Excerpt -
- - -
Ben Stein's Crazed Attack On Goldman
It’s been quite a while since we spent so much time thinking about Ben Stein. And when we say we’re thinking about Ben Stein we mean, as is so often the case, laughing about Ben Stein. His “Everybody’s Business” column is so consistently—we almost want to say insistently—muddled that we sometimes find it hard to even comment on it. There’s no reply to his arguments because, well, there are so few actual arguments in his arguments.
Yesterday’s column on the perfidy of Goldman Sachs selling collateral mortgage products while shorting the mortgage market is a masterpiece of the style of Stein. His major premise—which is apparently borrowed from a recent piece in Fortune by Allan Sloan*—is that there is something deeply unethical about “peddling” collateralized mortgage obligations while shorting this market through index sales.
The ethics of shorting a market while selling related financial products to those who are long that market reminds Stein of KGB ethics. We’re not going to pretend to understand this analogy. Instead, let’s get straight to the heart of the matter: Stein is criticizing Goldman for hedging its bets.
One of the more popular criticisms of many Wall Street institutions is that they didn’t manage their risk in credit markets well enough—mostly because so many of them were so long in credit markets. Goldman was one of the few that managed to avoid serious losses because while it participated in the credit boom—by lending into the LBO market and by selling collateralized mortgages, among other things—it was also taking positions that profited when this turned around. This is actually what we expect of a well-managed, diversified investment bank. Stein says it’s not an example of “sterling conduct” but that is exactly what it looks like to us.
- - -
Rows -
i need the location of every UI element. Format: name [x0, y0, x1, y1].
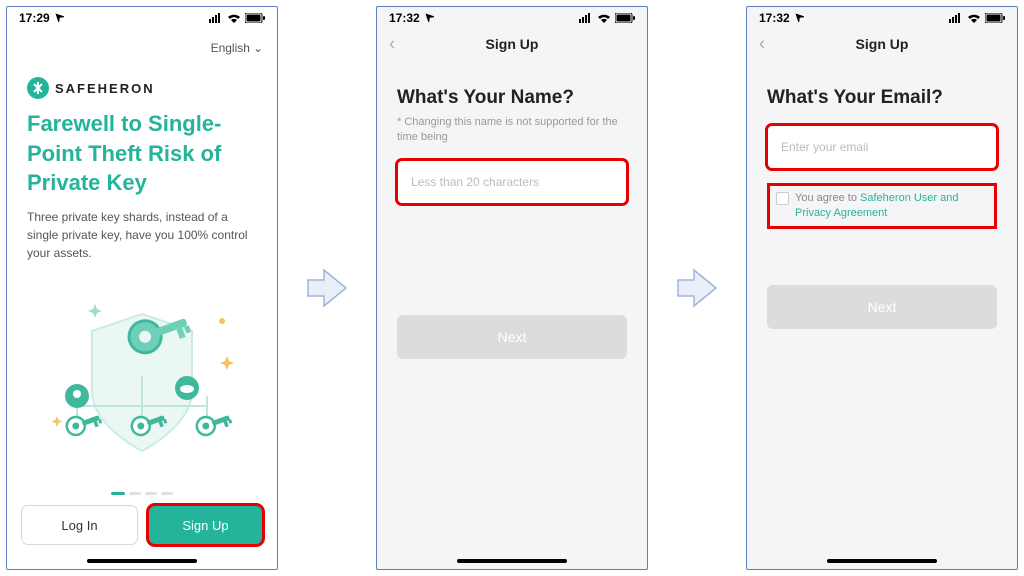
nav-bar: ‹ Sign Up: [747, 29, 1017, 59]
status-icons: [579, 13, 635, 23]
location-icon: [54, 11, 64, 25]
auth-buttons: Log In Sign Up: [7, 505, 277, 559]
nav-bar: ‹ Sign Up: [377, 29, 647, 59]
status-time: 17:32: [389, 11, 420, 25]
signup-name-screen: 17:32 ‹ Sign Up What's Your Name? * Chan…: [376, 6, 648, 570]
onboarding-screen: 17:29 English ⌄ SAFEHERON Farewell to Si…: [6, 6, 278, 570]
flow-arrow-icon: [674, 268, 720, 308]
agreement-highlight: You agree to Safeheron User and Privacy …: [767, 183, 997, 229]
name-input[interactable]: [397, 160, 627, 204]
next-label: Next: [868, 299, 897, 315]
login-label: Log In: [61, 518, 97, 533]
hero-subhead: Three private key shards, instead of a s…: [27, 208, 257, 262]
login-button[interactable]: Log In: [21, 505, 138, 545]
status-bar: 17:32: [377, 7, 647, 29]
brand-logo-icon: [27, 77, 49, 99]
language-selector[interactable]: English ⌄: [211, 41, 263, 55]
brand-row: SAFEHERON: [27, 77, 277, 99]
status-icons: [949, 13, 1005, 23]
status-bar: 17:29: [7, 7, 277, 29]
home-indicator: [87, 559, 197, 563]
status-bar: 17:32: [747, 7, 1017, 29]
page-heading: What's Your Email?: [767, 87, 997, 109]
nav-title: Sign Up: [377, 36, 647, 52]
brand-name: SAFEHERON: [55, 81, 155, 96]
hero-headline: Farewell to Single-Point Theft Risk of P…: [27, 109, 257, 198]
next-button[interactable]: Next: [397, 315, 627, 359]
signup-label: Sign Up: [182, 518, 228, 533]
status-time: 17:29: [19, 11, 50, 25]
agreement-prefix: You agree to: [795, 192, 860, 204]
signup-email-screen: 17:32 ‹ Sign Up What's Your Email?: [746, 6, 1018, 570]
location-icon: [794, 11, 804, 25]
back-button[interactable]: ‹: [759, 34, 765, 55]
home-indicator: [457, 559, 567, 563]
location-icon: [424, 11, 434, 25]
signup-button[interactable]: Sign Up: [148, 505, 263, 545]
agreement-text: You agree to Safeheron User and Privacy …: [795, 191, 988, 222]
flow-arrow-icon: [304, 268, 350, 308]
page-heading: What's Your Name?: [397, 87, 627, 109]
hint-text: * Changing this name is not supported fo…: [397, 115, 627, 146]
status-icons: [209, 13, 265, 23]
status-time: 17:32: [759, 11, 790, 25]
hero-illustration: [7, 262, 277, 492]
next-label: Next: [498, 329, 527, 345]
hero: Farewell to Single-Point Theft Risk of P…: [7, 109, 277, 262]
next-button[interactable]: Next: [767, 285, 997, 329]
agreement-checkbox[interactable]: [776, 192, 789, 205]
agreement-row: You agree to Safeheron User and Privacy …: [776, 191, 988, 222]
email-input[interactable]: [767, 125, 997, 169]
back-button[interactable]: ‹: [389, 34, 395, 55]
home-indicator: [827, 559, 937, 563]
language-label: English: [211, 41, 250, 55]
page-indicator: [7, 492, 277, 495]
chevron-down-icon: ⌄: [253, 41, 263, 55]
nav-title: Sign Up: [747, 36, 1017, 52]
- - -
Set exercise -
Summarize the Stein commentary in two sentences. Work from the Stein commentary alone.

Written reply -
The commentary disputes Ben Stein's column claiming that Goldman Sachs acted unethically by selling collateralized mortgage obligations while shorting the mortgage market, saying Stein is really criticizing Goldman for hedging its bets. Goldman avoided serious losses because, while taking part in the credit boom, it also held positions that profited when the boom turned around, which the writers call exactly what is expected of a well-managed, diversified investment bank.